■ Written exercise:
Please print the full listing exactly.

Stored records
◇ ◇ ◇ ◇ ◇

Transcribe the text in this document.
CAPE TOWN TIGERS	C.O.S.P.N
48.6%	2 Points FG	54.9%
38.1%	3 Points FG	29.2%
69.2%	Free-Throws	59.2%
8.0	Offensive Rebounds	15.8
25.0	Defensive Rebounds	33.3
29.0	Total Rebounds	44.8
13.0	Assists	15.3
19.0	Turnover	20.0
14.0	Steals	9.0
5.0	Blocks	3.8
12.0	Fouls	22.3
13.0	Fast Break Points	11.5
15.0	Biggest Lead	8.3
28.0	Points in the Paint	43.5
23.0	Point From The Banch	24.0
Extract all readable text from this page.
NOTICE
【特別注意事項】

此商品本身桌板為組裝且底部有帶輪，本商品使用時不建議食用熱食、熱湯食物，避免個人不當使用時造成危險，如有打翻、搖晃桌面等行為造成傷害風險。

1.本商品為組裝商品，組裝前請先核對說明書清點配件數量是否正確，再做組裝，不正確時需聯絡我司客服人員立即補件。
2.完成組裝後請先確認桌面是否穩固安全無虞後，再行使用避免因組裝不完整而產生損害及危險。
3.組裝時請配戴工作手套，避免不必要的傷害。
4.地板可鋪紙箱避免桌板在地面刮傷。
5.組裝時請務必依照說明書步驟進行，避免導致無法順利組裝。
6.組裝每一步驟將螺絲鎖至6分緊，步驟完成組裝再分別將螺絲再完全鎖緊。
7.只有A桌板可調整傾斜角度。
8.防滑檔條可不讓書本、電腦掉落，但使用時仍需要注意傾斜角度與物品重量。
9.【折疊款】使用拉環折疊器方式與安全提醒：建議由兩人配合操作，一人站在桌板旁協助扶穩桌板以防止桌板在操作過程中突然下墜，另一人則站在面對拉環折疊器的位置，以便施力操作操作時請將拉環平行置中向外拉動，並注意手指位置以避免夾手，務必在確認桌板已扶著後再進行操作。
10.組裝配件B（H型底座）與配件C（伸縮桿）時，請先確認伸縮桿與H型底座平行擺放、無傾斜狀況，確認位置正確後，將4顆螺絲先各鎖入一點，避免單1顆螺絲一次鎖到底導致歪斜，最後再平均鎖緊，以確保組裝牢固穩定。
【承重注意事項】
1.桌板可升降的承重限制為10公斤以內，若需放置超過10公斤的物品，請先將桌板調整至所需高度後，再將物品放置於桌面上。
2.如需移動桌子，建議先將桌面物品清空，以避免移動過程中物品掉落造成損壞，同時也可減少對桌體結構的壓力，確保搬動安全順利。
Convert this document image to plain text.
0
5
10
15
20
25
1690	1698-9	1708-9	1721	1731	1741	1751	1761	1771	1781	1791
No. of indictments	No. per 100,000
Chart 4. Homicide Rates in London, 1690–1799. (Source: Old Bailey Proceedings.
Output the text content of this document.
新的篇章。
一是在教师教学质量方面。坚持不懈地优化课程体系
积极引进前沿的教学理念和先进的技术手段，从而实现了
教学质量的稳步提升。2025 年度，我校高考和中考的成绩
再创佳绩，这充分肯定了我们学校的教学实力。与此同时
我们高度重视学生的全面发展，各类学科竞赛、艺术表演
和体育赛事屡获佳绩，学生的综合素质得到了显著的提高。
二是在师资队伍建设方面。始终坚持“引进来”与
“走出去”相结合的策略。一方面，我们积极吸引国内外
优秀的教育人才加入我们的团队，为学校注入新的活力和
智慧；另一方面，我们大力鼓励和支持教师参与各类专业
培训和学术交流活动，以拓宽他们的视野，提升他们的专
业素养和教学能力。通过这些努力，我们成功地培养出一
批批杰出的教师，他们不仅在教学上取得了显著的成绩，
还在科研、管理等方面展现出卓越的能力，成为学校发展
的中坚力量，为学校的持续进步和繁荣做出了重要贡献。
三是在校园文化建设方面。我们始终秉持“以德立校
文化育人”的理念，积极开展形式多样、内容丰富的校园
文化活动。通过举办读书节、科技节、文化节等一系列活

◇ ◇ ◇ ◇ ◇

■ Task result:
Transcribe the text in this document.
CAPE TOWN TIGERS	C.O.S.P.N
48.6%	2 Points FG	54.9%
38.1%	3 Points FG	29.2%
69.2%	Free-Throws	59.2%
8.0	Offensive Rebounds	15.8
25.0	Defensive Rebounds	33.3
29.0	Total Rebounds	44.8
13.0	Assists	15.3
19.0	Turnover	20.0
14.0	Steals	9.0
5.0	Blocks	3.8
12.0	Fouls	22.3
13.0	Fast Break Points	11.5
15.0	Biggest Lead	8.3
28.0	Points in the Paint	43.5
23.0	Point From The Banch	24.0
Extract all readable text from this page.
NOTICE
【特別注意事項】

此商品本身桌板為組裝且底部有帶輪，本商品使用時不建議食用熱食、熱湯食物，避免個人不當使用時造成危險，如有打翻、搖晃桌面等行為造成傷害風險。

1.本商品為組裝商品，組裝前請先核對說明書清點配件數量是否正確，再做組裝，不正確時需聯絡我司客服人員立即補件。
2.完成組裝後請先確認桌面是否穩固安全無虞後，再行使用避免因組裝不完整而產生損害及危險。
3.組裝時請配戴工作手套，避免不必要的傷害。
4.地板可鋪紙箱避免桌板在地面刮傷。
5.組裝時請務必依照說明書步驟進行，避免導致無法順利組裝。
6.組裝每一步驟將螺絲鎖至6分緊，步驟完成組裝再分別將螺絲再完全鎖緊。
7.只有A桌板可調整傾斜角度。
8.防滑檔條可不讓書本、電腦掉落，但使用時仍需要注意傾斜角度與物品重量。
9.【折疊款】使用拉環折疊器方式與安全提醒：建議由兩人配合操作，一人站在桌板旁協助扶穩桌板以防止桌板在操作過程中突然下墜，另一人則站在面對拉環折疊器的位置，以便施力操作操作時請將拉環平行置中向外拉動，並注意手指位置以避免夾手，務必在確認桌板已扶著後再進行操作。
10.組裝配件B（H型底座）與配件C（伸縮桿）時，請先確認伸縮桿與H型底座平行擺放、無傾斜狀況，確認位置正確後，將4顆螺絲先各鎖入一點，避免單1顆螺絲一次鎖到底導致歪斜，最後再平均鎖緊，以確保組裝牢固穩定。
【承重注意事項】
1.桌板可升降的承重限制為10公斤以內，若需放置超過10公斤的物品，請先將桌板調整至所需高度後，再將物品放置於桌面上。
2.如需移動桌子，建議先將桌面物品清空，以避免移動過程中物品掉落造成損壞，同時也可減少對桌體結構的壓力，確保搬動安全順利。
Convert this document image to plain text.
0
5
10
15
20
25
1690	1698-9	1708-9	1721	1731	1741	1751	1761	1771	1781	1791
No. of indictments	No. per 100,000
Chart 4. Homicide Rates in London, 1690–1799. (Source: Old Bailey Proceedings.
Output the text content of this document.
新的篇章。
一是在教师教学质量方面。坚持不懈地优化课程体系
积极引进前沿的教学理念和先进的技术手段，从而实现了
教学质量的稳步提升。2025 年度，我校高考和中考的成绩
再创佳绩，这充分肯定了我们学校的教学实力。与此同时
我们高度重视学生的全面发展，各类学科竞赛、艺术表演
和体育赛事屡获佳绩，学生的综合素质得到了显著的提高。
二是在师资队伍建设方面。始终坚持“引进来”与
“走出去”相结合的策略。一方面，我们积极吸引国内外
优秀的教育人才加入我们的团队，为学校注入新的活力和
智慧；另一方面，我们大力鼓励和支持教师参与各类专业
培训和学术交流活动，以拓宽他们的视野，提升他们的专
业素养和教学能力。通过这些努力，我们成功地培养出一
批批杰出的教师，他们不仅在教学上取得了显著的成绩，
还在科研、管理等方面展现出卓越的能力，成为学校发展
的中坚力量，为学校的持续进步和繁荣做出了重要贡献。
三是在校园文化建设方面。我们始终秉持“以德立校
文化育人”的理念，积极开展形式多样、内容丰富的校园
文化活动。通过举办读书节、科技节、文化节等一系列活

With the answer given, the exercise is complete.